Aim: All of the material below is to be repeated exactly.

Dataset listings of figures:
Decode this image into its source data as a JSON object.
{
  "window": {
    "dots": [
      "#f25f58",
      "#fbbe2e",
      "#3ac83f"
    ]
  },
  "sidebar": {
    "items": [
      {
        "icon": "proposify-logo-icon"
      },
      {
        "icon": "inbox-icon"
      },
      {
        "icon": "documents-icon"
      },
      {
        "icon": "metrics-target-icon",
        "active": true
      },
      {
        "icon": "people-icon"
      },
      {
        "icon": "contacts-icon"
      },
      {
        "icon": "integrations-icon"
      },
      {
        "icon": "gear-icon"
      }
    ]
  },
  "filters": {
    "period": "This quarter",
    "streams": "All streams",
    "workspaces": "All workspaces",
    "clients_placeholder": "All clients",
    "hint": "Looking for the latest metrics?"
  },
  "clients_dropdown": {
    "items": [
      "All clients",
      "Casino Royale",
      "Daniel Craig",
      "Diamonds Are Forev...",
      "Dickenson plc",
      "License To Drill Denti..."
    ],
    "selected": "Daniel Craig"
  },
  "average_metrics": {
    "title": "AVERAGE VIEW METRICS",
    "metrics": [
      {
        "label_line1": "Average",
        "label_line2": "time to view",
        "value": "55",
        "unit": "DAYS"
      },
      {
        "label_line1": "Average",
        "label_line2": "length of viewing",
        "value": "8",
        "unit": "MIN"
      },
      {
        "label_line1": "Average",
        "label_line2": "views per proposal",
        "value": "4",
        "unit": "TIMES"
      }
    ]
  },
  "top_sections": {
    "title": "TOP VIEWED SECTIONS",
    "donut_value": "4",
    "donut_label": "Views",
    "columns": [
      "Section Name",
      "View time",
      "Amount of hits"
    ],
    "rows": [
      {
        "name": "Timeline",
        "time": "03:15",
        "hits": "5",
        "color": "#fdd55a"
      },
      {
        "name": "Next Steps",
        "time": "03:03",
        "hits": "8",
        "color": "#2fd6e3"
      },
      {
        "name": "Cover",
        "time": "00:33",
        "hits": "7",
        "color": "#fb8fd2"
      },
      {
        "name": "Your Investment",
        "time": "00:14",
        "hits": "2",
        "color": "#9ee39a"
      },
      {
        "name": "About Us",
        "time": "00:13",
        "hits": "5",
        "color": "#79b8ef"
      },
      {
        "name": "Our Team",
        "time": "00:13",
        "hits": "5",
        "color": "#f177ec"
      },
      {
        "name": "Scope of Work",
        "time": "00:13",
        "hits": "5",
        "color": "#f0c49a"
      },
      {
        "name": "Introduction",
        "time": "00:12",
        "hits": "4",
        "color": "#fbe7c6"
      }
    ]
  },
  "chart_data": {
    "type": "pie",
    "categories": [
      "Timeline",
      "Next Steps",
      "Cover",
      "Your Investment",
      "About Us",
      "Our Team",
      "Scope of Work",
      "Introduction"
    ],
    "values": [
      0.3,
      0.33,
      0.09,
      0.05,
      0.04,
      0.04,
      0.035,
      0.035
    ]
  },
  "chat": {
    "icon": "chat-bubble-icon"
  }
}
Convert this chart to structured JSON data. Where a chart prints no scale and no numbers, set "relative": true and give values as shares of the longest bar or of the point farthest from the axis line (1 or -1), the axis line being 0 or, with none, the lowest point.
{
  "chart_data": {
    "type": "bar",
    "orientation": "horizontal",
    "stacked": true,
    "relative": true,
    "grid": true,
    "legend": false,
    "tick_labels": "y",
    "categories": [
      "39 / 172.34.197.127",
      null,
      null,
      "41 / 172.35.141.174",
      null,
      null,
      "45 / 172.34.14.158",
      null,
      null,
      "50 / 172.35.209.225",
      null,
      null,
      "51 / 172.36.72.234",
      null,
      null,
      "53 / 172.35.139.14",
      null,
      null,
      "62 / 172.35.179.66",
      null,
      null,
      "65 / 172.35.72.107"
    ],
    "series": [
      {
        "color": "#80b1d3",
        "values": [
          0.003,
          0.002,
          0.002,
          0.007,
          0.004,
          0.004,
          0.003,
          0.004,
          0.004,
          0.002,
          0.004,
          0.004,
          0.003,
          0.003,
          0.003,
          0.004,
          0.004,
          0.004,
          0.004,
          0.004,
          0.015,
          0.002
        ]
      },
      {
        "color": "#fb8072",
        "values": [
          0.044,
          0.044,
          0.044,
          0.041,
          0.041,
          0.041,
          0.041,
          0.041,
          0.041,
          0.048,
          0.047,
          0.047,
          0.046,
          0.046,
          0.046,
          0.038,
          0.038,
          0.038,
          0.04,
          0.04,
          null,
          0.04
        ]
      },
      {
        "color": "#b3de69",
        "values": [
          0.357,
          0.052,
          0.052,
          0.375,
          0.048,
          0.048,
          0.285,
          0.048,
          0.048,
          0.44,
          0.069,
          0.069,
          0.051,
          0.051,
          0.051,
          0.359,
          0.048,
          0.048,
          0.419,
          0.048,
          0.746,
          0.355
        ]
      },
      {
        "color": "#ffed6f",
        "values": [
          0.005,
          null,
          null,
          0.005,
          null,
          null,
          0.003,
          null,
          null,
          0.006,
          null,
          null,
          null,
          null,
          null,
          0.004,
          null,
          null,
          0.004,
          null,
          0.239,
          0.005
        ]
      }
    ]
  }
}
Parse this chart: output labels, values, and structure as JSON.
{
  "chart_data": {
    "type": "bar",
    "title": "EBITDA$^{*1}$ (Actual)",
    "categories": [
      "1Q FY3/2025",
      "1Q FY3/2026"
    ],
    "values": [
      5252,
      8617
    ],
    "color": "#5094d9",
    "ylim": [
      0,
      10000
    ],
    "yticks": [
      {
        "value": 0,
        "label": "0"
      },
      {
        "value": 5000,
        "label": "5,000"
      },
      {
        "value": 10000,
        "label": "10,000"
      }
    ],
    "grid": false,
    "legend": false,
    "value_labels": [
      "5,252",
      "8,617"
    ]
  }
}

Response:
Decode this image into its source data as a JSON object.
{
  "window": {
    "dots": [
      "#f25f58",
      "#fbbe2e",
      "#3ac83f"
    ]
  },
  "sidebar": {
    "items": [
      {
        "icon": "proposify-logo-icon"
      },
      {
        "icon": "inbox-icon"
      },
      {
        "icon": "documents-icon"
      },
      {
        "icon": "metrics-target-icon",
        "active": true
      },
      {
        "icon": "people-icon"
      },
      {
        "icon": "contacts-icon"
      },
      {
        "icon": "integrations-icon"
      },
      {
        "icon": "gear-icon"
      }
    ]
  },
  "filters": {
    "period": "This quarter",
    "streams": "All streams",
    "workspaces": "All workspaces",
    "clients_placeholder": "All clients",
    "hint": "Looking for the latest metrics?"
  },
  "clients_dropdown": {
    "items": [
      "All clients",
      "Casino Royale",
      "Daniel Craig",
      "Diamonds Are Forev...",
      "Dickenson plc",
      "License To Drill Denti..."
    ],
    "selected": "Daniel Craig"
  },
  "average_metrics": {
    "title": "AVERAGE VIEW METRICS",
    "metrics": [
      {
        "label_line1": "Average",
        "label_line2": "time to view",
        "value": "55",
        "unit": "DAYS"
      },
      {
        "label_line1": "Average",
        "label_line2": "length of viewing",
        "value": "8",
        "unit": "MIN"
      },
      {
        "label_line1": "Average",
        "label_line2": "views per proposal",
        "value": "4",
        "unit": "TIMES"
      }
    ]
  },
  "top_sections": {
    "title": "TOP VIEWED SECTIONS",
    "donut_value": "4",
    "donut_label": "Views",
    "columns": [
      "Section Name",
      "View time",
      "Amount of hits"
    ],
    "rows": [
      {
        "name": "Timeline",
        "time": "03:15",
        "hits": "5",
        "color": "#fdd55a"
      },
      {
        "name": "Next Steps",
        "time": "03:03",
        "hits": "8",
        "color": "#2fd6e3"
      },
      {
        "name": "Cover",
        "time": "00:33",
        "hits": "7",
        "color": "#fb8fd2"
      },
      {
        "name": "Your Investment",
        "time": "00:14",
        "hits": "2",
        "color": "#9ee39a"
      },
      {
        "name": "About Us",
        "time": "00:13",
        "hits": "5",
        "color": "#79b8ef"
      },
      {
        "name": "Our Team",
        "time": "00:13",
        "hits": "5",
        "color": "#f177ec"
      },
      {
        "name": "Scope of Work",
        "time": "00:13",
        "hits": "5",
        "color": "#f0c49a"
      },
      {
        "name": "Introduction",
        "time": "00:12",
        "hits": "4",
        "color": "#fbe7c6"
      }
    ]
  },
  "chart_data": {
    "type": "pie",
    "categories": [
      "Timeline",
      "Next Steps",
      "Cover",
      "Your Investment",
      "About Us",
      "Our Team",
      "Scope of Work",
      "Introduction"
    ],
    "values": [
      0.3,
      0.33,
      0.09,
      0.05,
      0.04,
      0.04,
      0.035,
      0.035
    ]
  },
  "chat": {
    "icon": "chat-bubble-icon"
  }
}
Convert this chart to structured JSON data. Where a chart prints no scale and no numbers, set "relative": true and give values as shares of the longest bar or of the point farthest from the axis line (1 or -1), the axis line being 0 or, with none, the lowest point.
{
  "chart_data": {
    "type": "bar",
    "orientation": "horizontal",
    "stacked": true,
    "relative": true,
    "grid": true,
    "legend": false,
    "tick_labels": "y",
    "categories": [
      "39 / 172.34.197.127",
      null,
      null,
      "41 / 172.35.141.174",
      null,
      null,
      "45 / 172.34.14.158",
      null,
      null,
      "50 / 172.35.209.225",
      null,
      null,
      "51 / 172.36.72.234",
      null,
      null,
      "53 / 172.35.139.14",
      null,
      null,
      "62 / 172.35.179.66",
      null,
      null,
      "65 / 172.35.72.107"
    ],
    "series": [
      {
        "color": "#80b1d3",
        "values": [
          0.003,
          0.002,
          0.002,
          0.007,
          0.004,
          0.004,
          0.003,
          0.004,
          0.004,
          0.002,
          0.004,
          0.004,
          0.003,
          0.003,
          0.003,
          0.004,
          0.004,
          0.004,
          0.004,
          0.004,
          0.015,
          0.002
        ]
      },
      {
        "color": "#fb8072",
        "values": [
          0.044,
          0.044,
          0.044,
          0.041,
          0.041,
          0.041,
          0.041,
          0.041,
          0.041,
          0.048,
          0.047,
          0.047,
          0.046,
          0.046,
          0.046,
          0.038,
          0.038,
          0.038,
          0.04,
          0.04,
          null,
          0.04
        ]
      },
      {
        "color": "#b3de69",
        "values": [
          0.357,
          0.052,
          0.052,
          0.375,
          0.048,
          0.048,
          0.285,
          0.048,
          0.048,
          0.44,
          0.069,
          0.069,
          0.051,
          0.051,
          0.051,
          0.359,
          0.048,
          0.048,
          0.419,
          0.048,
          0.746,
          0.355
        ]
      },
      {
        "color": "#ffed6f",
        "values": [
          0.005,
          null,
          null,
          0.005,
          null,
          null,
          0.003,
          null,
          null,
          0.006,
          null,
          null,
          null,
          null,
          null,
          0.004,
          null,
          null,
          0.004,
          null,
          0.239,
          0.005
        ]
      }
    ]
  }
}
Parse this chart: output labels, values, and structure as JSON.
{
  "chart_data": {
    "type": "bar",
    "title": "EBITDA$^{*1}$ (Actual)",
    "categories": [
      "1Q FY3/2025",
      "1Q FY3/2026"
    ],
    "values": [
      5252,
      8617
    ],
    "color": "#5094d9",
    "ylim": [
      0,
      10000
    ],
    "yticks": [
      {
        "value": 0,
        "label": "0"
      },
      {
        "value": 5000,
        "label": "5,000"
      },
      {
        "value": 10000,
        "label": "10,000"
      }
    ],
    "grid": false,
    "legend": false,
    "value_labels": [
      "5,252",
      "8,617"
    ]
  }
}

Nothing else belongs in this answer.